- Written problem 1
Answer these questions about the post on playing The Pool:
(a) Counting this game, how many times has Adam played a role playing game?
(b) What does Plemstoy look up online about the pill?
(c) How many courses did the commenter design when agreeing to teach via the Giano Academy?

I am playing one of the best games in my life right now. It is a game of the Pool, with influences from the mumblegore genre (Pop Skull, Creep, Baghead, House of the Devil). The characters are communists and drug addicts who are all vaguely connected through friends and a local epidemic of demonically multiplied Xanax, with some frightening new properties and a low pricepoint. Here, I'm going to focus on a character made by my beloved friend Adam–Plemstoy, a construction worker who has had a tough life. This is his 3rd time playing a role playing game, all of which were run by me, but this is the only game that has really clicked.
So, some demonic shit happened–Plemstoy's partner took some demon pills and some of Plemstoy's coworkers took some and there was a fight when Plemstoy tried to flush them…needless to say, Adam, if not Plemstoy, was wondering "what the fuck is in these pills?". He said to me "Plemstoy is looking up the serial number on the pill online, what do they find?". I said, you find a description of the normal effects of Xanax. I started listing some of the effects of Xanax. And he said "Sam, you are really leading me into some dead ends here." And I just smiled at him and asked him what Plemstoy does next. And he told me Plemstoy is going to get some answers from this dealer tomorrow, and they're bringing their gun. And I think that moment was one of the best moments for me in recent play history. Because play kept going fine, and even though he got his little sarcastic comment in, I think he realized in that moment that I really wasn't going to just feed him plot and keep him safe…and suddenly his character is grabbing a pistol and going out to use it on someone (maybe).
I would also really like to have a discussion about GMing the Pool, so if someone wants to talk about that I would appreciate it. I know there might be advice online but I am having fun trying to come up with a strategy on my own and not worrying about making some mistakes. Anyways, I would also love to hear about people's own breakthroughs or breakthroughs they have experienced.
8 responses to “Breakthroughs in The Pool–Brooklyn + Mumblegore”
A big topic
I have to restrain myself!
Just before starting Adept Play, I attended a conference in Italy about making or experiencing fiction via gaming (in the broad sense; my RPG corner was quite small). I used The Pool as my case study, and one of the early posts in Seminar is about that talk.
What's not captured is a conversation over the next couple of days with some of the students concerning derivations, influences, or less directly, "lessons" from The Pool. From there, I wrote my initial plan for a course centered on the game. Recently, when I agreed to teach via the Giano Academy, this was one of the five courses I designed. It is very intensive and practice/lab based, and as you might expect, one of the topics concerns the wild range of "what is the GM" for both the core game and the dozens if not hundreds of derivations and influenced games.
So, with with my head full of ten hours of contact teaching + materials + readings + homework + in-class exercises + everything else in a decent class experience … it's hard for me to focus on the direct question of "me and GMing this game" because now, to me, it's all contextual within my thoughts and hopes for this course.
Looking across other Pool posts here, I think my biggest problem with talking about it is that people expect The Pool to be some crazy-new improv chit-chat consensus thing, whereas I think it's about the bare bones of absolutely well-known long-established methods of play instead.
In other words, yes, GMing and indeed anything about play is tough to grapple with in The Pool, not because it's new or different, but because it exposes the prior, already-existing toughness or confusions in these things. Basically, there's no excuse not to do it functionally, and people fall on their faces because they have no idea what any sort of real function even is. Hiding the methods of control behind all the crust and bullshit had become its own skill, and The Pool says, "no hiding."

Annotations of page elements:

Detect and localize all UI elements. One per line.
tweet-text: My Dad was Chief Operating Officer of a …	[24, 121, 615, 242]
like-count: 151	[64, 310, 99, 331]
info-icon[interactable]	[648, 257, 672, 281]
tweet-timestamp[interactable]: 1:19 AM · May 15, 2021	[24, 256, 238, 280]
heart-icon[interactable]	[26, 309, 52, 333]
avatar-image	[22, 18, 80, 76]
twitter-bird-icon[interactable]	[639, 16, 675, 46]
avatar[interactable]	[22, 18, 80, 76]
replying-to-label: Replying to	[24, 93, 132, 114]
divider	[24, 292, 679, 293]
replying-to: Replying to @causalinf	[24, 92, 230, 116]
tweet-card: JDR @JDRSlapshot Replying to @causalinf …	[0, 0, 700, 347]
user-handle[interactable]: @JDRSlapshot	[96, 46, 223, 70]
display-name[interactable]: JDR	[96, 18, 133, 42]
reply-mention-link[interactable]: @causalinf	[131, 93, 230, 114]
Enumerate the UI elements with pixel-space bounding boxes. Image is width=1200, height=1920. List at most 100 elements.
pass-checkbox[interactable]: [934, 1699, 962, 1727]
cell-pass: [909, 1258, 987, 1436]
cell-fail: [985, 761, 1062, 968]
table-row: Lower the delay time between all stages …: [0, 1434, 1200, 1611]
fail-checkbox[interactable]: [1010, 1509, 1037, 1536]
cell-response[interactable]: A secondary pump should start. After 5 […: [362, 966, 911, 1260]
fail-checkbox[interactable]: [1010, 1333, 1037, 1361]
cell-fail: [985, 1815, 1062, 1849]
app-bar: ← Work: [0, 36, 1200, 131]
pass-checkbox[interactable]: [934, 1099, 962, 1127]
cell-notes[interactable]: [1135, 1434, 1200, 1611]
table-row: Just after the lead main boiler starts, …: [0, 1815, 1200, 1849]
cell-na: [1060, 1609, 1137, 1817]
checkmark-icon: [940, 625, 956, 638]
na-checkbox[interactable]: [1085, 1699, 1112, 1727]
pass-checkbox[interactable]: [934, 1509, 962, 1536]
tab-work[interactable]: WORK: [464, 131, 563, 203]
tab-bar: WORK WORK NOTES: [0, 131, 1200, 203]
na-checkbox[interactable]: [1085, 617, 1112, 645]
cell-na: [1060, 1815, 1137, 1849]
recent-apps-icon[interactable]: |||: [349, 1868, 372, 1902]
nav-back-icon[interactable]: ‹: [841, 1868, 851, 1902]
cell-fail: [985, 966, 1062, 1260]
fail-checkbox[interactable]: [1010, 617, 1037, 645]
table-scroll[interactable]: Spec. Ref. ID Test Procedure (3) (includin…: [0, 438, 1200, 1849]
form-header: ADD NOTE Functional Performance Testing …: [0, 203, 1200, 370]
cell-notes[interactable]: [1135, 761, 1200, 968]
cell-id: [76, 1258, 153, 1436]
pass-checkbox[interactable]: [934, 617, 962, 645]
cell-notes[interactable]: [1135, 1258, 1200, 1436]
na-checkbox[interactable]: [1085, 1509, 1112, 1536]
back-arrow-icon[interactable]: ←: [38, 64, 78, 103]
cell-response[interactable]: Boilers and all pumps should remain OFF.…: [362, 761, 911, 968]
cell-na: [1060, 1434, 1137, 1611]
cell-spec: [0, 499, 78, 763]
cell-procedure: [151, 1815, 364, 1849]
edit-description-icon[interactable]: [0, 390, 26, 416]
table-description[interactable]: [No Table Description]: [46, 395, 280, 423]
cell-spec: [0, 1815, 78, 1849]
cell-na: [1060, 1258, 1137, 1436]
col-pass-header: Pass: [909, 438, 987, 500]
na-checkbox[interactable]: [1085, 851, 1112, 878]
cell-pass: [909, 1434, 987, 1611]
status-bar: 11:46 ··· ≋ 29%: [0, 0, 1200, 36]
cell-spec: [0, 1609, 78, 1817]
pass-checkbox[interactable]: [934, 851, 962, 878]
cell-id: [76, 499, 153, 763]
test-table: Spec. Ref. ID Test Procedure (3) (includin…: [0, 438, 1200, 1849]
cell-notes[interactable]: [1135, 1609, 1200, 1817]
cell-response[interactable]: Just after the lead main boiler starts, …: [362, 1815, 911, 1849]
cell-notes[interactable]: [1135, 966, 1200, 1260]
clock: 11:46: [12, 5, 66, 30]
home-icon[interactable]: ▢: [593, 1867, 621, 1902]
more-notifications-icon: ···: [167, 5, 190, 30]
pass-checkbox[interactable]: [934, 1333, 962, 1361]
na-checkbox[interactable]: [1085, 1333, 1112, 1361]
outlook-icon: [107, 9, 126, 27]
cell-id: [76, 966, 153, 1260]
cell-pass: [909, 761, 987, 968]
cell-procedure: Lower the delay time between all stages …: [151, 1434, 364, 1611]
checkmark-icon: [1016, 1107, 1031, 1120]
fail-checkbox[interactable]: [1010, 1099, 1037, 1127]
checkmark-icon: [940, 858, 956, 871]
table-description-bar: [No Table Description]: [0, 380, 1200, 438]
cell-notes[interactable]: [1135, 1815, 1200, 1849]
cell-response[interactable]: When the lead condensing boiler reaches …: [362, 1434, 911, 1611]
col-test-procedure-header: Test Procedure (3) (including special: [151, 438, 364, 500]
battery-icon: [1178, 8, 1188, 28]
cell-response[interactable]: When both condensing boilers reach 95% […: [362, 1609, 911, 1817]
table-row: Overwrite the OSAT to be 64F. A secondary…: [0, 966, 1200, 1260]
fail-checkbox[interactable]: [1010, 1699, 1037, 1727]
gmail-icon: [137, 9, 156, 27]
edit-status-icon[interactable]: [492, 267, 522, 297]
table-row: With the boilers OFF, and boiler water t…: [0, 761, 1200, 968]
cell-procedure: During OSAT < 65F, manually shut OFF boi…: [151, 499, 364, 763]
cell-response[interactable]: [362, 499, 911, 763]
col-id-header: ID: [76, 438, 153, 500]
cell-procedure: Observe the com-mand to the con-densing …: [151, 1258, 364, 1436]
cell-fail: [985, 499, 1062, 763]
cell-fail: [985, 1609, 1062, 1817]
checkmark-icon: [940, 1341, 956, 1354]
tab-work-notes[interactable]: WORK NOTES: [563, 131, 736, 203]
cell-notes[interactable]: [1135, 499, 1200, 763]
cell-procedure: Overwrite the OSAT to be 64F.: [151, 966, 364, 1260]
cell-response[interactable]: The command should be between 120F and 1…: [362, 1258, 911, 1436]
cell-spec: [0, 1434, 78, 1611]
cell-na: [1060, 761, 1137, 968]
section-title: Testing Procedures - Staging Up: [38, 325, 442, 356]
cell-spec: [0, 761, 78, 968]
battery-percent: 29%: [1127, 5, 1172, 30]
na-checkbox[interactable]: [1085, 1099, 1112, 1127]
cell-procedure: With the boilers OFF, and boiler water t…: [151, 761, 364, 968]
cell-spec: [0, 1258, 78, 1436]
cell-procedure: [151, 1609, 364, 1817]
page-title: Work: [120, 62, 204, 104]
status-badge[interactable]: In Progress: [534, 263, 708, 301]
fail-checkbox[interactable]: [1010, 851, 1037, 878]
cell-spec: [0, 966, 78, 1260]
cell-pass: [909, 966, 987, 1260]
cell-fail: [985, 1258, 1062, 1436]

- Written problem 2
Locate every line in the listing that contains the string "battery", with case counting, and copy each of those lines.

- Complete answer 1
(a) Three; this is his 3rd time.
(b) The serial number on the pill.
(c) Five.

- Complete answer 2
battery-icon: [1178, 8, 1188, 28]
battery-percent: 29%: [1127, 5, 1172, 30]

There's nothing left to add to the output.